▶ **Raw records**:
━━━━━━━━━━━━━━━━
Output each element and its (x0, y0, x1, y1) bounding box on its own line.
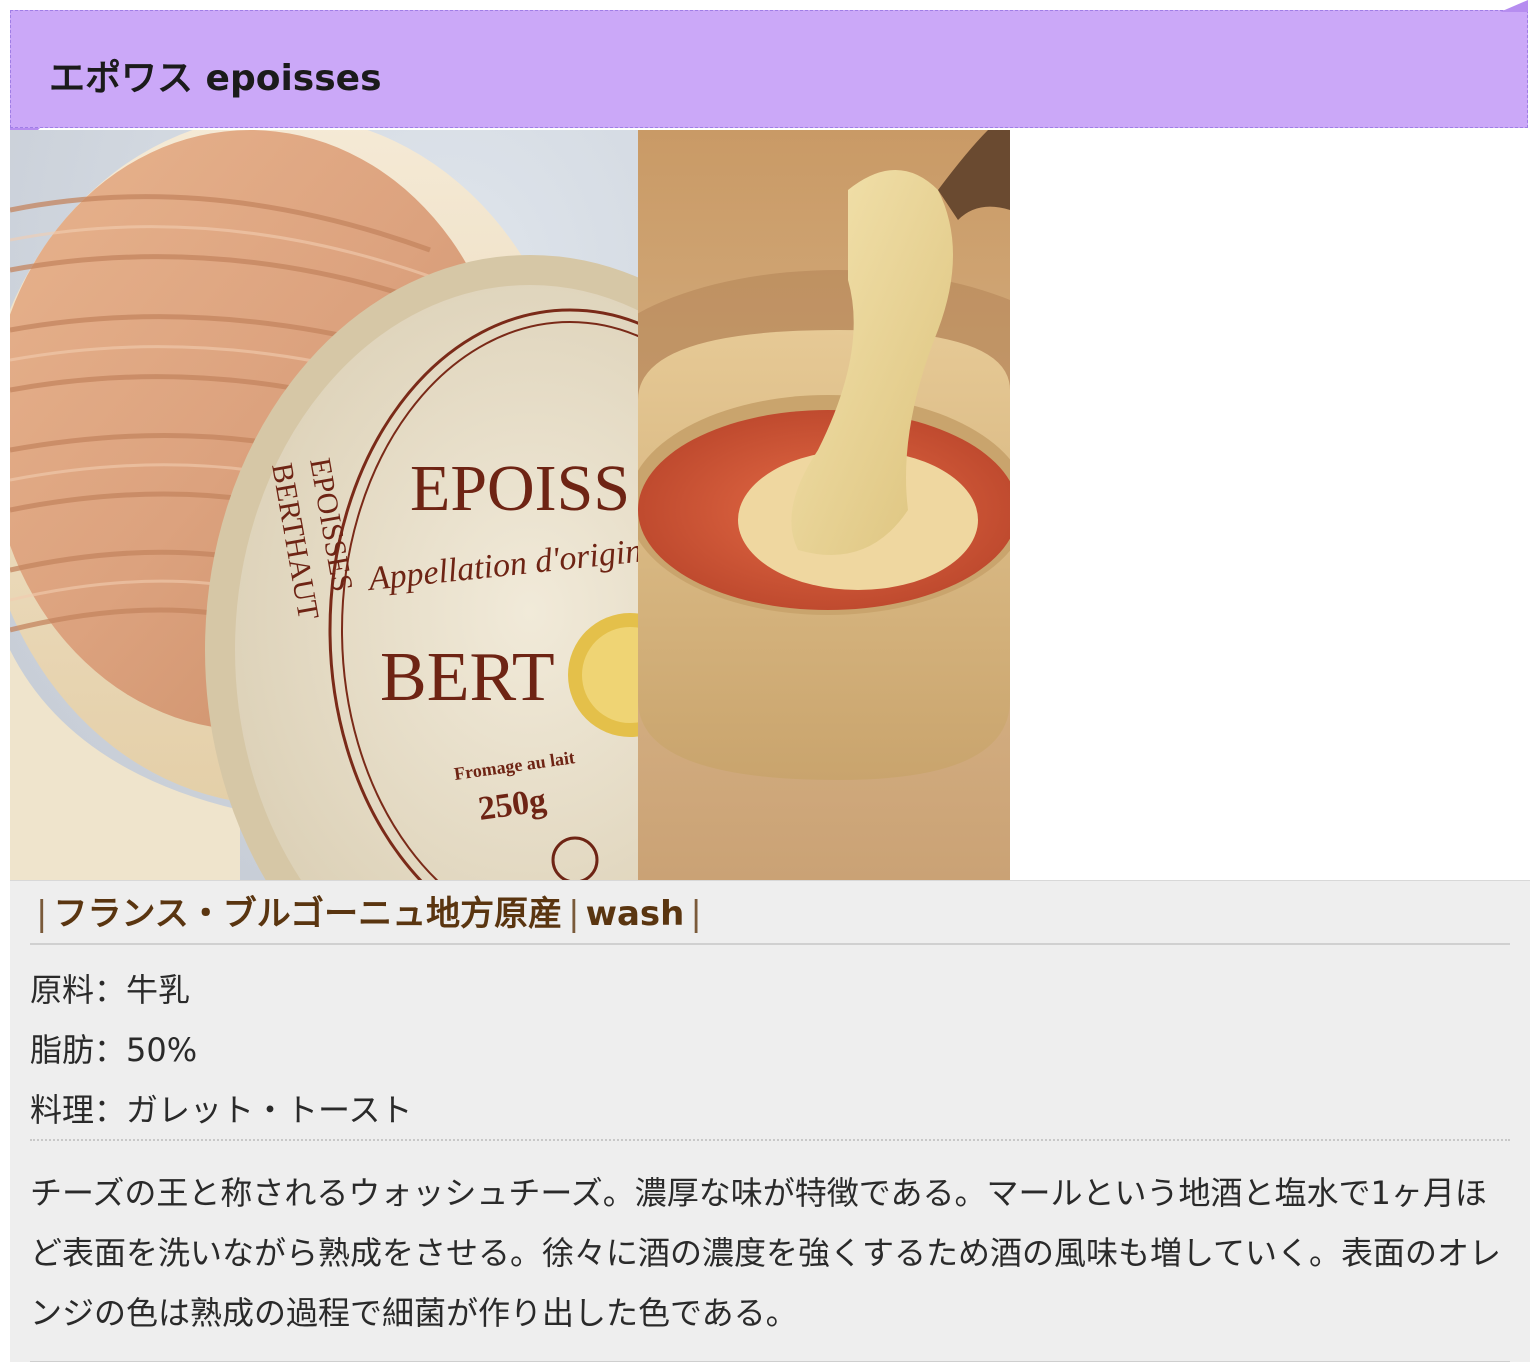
cheese-title: エポワス epoisses (49, 58, 382, 99)
origin-sep-1: | (36, 894, 48, 934)
lid-label-3: BERT (380, 639, 555, 716)
melted-cheese-photo (638, 130, 1010, 880)
cheese-info-panel: | フランス・ブルゴーニュ地方原産 | wash | 原料：牛乳 脂肪：50% 料理：ガ… (10, 880, 1530, 1362)
origin-sep-2: | (568, 894, 580, 934)
origin-type: wash (585, 894, 685, 934)
spec-ingredient: 原料：牛乳 (30, 971, 191, 1009)
origin-sep-3: | (690, 894, 702, 934)
origin-region: フランス・ブルゴーニュ地方原産 (53, 894, 563, 934)
spec-dish: 料理：ガレット・トースト (30, 1091, 413, 1129)
spec-fat: 脂肪：50% (30, 1031, 198, 1069)
spec-divider (30, 1139, 1510, 1141)
origin-line: | フランス・ブルゴーニュ地方原産 | wash | (30, 891, 1510, 945)
cheese-heading: エポワス epoisses (10, 10, 1528, 128)
lid-label-1: EPOISS (410, 452, 630, 525)
ribbon-corner-top (1500, 0, 1528, 12)
cheese-box-photo: EPOISS Appellation d'origine BERT Fromag… (10, 130, 638, 880)
cheese-description: チーズの王と称されるウォッシュチーズ。濃厚な味が特徴である。マールという地酒と塩… (30, 1174, 1502, 1332)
━━━━━━━━━━━━━━━━
▶ **GIVEN REQUEST**: Return every line of the records above unchanged, but leave the pictures out.

▶ **OUTPUT BELOW**:
Output each element and its (x0, y0, x1, y1) bounding box on its own line.
cheese-title: エポワス epoisses (49, 58, 382, 99)
origin-sep-1: | (36, 894, 48, 934)
lid-label-3: BERT (380, 639, 555, 716)
melted-cheese-photo (638, 130, 1010, 880)
cheese-info-panel: | フランス・ブルゴーニュ地方原産 | wash | 原料：牛乳 脂肪：50% 料理：ガ… (10, 880, 1530, 1362)
origin-sep-2: | (568, 894, 580, 934)
origin-type: wash (585, 894, 685, 934)
spec-ingredient: 原料：牛乳 (30, 971, 191, 1009)
origin-sep-3: | (690, 894, 702, 934)
origin-region: フランス・ブルゴーニュ地方原産 (53, 894, 563, 934)
spec-dish: 料理：ガレット・トースト (30, 1091, 413, 1129)
spec-fat: 脂肪：50% (30, 1031, 198, 1069)
spec-divider (30, 1139, 1510, 1141)
origin-line: | フランス・ブルゴーニュ地方原産 | wash | (30, 891, 1510, 945)
cheese-heading: エポワス epoisses (10, 10, 1528, 128)
lid-label-1: EPOISS (410, 452, 630, 525)
ribbon-corner-top (1500, 0, 1528, 12)
cheese-box-photo: EPOISS Appellation d'origine BERT Fromag… (10, 130, 638, 880)
cheese-description: チーズの王と称されるウォッシュチーズ。濃厚な味が特徴である。マールという地酒と塩… (30, 1174, 1502, 1332)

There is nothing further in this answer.